*WORK REQUIRED:* Below is a listing. Gather each line of it that contains "JSON".

*SUPPLIED MATERIAL:*
+---+
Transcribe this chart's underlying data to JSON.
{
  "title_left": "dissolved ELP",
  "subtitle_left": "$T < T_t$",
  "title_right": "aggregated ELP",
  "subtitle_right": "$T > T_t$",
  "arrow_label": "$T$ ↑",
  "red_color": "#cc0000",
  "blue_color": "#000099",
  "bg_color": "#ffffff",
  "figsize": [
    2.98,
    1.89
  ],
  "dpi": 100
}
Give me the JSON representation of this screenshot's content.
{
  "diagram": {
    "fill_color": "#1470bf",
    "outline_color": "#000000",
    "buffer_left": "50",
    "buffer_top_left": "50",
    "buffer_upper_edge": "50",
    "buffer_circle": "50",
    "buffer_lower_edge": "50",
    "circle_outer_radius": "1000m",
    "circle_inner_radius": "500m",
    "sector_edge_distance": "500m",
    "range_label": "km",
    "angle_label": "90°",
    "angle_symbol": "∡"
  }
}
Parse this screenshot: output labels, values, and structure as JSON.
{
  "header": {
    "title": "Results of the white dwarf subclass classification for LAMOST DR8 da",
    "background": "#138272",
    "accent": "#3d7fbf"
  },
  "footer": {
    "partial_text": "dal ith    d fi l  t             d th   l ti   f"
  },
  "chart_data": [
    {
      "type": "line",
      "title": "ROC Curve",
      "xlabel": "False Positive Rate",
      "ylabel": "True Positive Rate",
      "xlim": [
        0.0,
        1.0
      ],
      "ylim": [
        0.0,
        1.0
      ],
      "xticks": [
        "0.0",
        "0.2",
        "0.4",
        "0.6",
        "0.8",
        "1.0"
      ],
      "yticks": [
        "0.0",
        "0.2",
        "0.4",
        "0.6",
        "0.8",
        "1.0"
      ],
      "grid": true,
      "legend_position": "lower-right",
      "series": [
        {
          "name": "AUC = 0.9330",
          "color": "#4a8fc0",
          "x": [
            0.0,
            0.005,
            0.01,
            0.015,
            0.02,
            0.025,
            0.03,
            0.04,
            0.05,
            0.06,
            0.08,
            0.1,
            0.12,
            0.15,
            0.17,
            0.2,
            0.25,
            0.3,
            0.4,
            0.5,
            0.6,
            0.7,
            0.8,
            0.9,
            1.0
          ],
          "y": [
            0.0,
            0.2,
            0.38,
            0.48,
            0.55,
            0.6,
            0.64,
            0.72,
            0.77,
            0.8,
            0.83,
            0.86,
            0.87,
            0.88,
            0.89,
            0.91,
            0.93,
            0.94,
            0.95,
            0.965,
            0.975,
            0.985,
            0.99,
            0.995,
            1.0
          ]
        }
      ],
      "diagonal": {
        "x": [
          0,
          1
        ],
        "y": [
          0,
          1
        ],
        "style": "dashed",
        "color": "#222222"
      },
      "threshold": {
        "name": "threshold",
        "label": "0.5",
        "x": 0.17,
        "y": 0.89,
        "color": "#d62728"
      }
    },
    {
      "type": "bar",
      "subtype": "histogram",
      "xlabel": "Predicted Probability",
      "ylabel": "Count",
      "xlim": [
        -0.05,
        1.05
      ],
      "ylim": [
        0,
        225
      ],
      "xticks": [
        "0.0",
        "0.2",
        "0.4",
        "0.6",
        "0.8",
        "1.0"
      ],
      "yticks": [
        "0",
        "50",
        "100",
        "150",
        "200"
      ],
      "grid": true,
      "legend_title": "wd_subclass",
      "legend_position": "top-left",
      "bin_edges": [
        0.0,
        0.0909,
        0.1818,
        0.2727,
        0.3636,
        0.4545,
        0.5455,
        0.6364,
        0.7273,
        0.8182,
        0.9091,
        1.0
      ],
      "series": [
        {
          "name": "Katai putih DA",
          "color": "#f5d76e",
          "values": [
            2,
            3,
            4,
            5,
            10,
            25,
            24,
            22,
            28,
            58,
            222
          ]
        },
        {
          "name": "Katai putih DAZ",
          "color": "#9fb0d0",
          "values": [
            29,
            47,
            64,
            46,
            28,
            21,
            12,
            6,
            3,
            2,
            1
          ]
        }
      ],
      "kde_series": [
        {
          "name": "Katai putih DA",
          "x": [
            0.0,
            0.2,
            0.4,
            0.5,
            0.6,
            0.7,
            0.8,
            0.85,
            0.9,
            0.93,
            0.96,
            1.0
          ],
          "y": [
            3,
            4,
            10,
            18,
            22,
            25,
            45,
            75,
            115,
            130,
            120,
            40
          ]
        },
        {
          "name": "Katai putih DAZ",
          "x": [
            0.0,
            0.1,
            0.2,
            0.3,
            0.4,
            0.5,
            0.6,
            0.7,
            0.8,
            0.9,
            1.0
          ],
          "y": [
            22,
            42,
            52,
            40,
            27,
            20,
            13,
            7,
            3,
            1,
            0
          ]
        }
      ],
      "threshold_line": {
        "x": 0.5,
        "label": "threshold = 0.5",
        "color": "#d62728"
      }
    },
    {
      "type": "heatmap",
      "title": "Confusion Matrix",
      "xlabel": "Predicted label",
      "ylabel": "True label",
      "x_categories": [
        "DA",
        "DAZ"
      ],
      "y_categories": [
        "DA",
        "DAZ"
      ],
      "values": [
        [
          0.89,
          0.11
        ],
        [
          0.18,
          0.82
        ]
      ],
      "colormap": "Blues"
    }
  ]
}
+---+
*SOLUTION TO THIS EXERCISE:*
Transcribe this chart's underlying data to JSON.
Give me the JSON representation of this screenshot's content.
Parse this screenshot: output labels, values, and structure as JSON.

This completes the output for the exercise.